begin Provided material

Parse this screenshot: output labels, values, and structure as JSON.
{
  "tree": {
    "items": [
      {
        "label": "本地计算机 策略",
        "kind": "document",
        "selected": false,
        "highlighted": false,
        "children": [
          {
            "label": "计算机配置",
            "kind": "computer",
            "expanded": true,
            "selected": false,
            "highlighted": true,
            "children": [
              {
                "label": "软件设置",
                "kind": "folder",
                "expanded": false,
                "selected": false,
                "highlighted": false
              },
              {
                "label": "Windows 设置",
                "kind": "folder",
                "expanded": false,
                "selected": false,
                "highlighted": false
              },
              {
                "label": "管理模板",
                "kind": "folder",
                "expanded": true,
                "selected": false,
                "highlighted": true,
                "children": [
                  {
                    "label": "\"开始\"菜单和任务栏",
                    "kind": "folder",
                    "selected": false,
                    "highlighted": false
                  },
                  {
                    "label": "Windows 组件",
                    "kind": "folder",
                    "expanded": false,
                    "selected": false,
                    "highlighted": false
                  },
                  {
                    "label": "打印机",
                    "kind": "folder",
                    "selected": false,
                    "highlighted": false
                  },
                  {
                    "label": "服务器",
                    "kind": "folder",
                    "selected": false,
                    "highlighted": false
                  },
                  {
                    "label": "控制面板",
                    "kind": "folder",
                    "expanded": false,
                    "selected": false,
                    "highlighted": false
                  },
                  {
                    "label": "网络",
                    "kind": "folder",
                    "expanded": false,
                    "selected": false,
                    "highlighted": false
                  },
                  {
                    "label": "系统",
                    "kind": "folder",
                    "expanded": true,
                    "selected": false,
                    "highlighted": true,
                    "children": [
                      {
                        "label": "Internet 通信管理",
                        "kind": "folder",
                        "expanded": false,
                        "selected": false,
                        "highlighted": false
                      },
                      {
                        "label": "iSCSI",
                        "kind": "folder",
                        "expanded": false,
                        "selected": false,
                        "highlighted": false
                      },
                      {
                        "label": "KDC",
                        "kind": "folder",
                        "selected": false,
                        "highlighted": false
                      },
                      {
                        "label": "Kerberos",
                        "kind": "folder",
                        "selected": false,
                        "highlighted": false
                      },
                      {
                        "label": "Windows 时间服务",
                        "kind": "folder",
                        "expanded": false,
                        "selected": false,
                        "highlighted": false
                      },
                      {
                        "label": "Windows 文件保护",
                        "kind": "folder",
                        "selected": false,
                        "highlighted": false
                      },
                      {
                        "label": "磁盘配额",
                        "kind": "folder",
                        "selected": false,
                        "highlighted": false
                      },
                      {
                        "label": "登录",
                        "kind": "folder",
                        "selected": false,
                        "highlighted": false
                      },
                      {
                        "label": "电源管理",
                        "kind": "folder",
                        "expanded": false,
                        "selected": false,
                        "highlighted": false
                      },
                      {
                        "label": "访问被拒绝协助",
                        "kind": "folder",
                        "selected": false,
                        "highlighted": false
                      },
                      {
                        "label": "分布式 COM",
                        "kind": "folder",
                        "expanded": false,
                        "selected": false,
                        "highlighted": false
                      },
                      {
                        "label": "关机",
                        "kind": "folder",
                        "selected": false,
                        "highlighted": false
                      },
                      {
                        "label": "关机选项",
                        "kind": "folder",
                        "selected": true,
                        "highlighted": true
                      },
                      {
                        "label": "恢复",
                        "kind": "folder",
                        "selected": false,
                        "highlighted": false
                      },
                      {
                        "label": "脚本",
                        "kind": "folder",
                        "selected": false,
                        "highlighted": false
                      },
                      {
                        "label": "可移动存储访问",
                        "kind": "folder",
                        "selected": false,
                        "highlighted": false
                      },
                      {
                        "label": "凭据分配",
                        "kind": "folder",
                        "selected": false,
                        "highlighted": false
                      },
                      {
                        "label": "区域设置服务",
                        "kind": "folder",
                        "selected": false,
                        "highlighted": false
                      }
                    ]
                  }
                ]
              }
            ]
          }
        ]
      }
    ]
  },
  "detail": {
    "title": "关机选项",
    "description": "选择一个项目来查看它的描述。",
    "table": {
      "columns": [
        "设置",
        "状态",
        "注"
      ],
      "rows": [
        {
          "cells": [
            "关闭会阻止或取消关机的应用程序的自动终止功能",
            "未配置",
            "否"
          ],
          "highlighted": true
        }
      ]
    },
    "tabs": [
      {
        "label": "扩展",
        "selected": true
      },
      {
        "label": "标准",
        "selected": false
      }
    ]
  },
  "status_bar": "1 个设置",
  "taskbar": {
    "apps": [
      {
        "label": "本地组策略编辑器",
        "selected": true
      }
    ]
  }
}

end Provided material

Go through the records above and copy every line with the word "Windows".

                "label": "Windows 设置",
                    "label": "Windows 组件",
                        "label": "Windows 时间服务",
                        "label": "Windows 文件保护",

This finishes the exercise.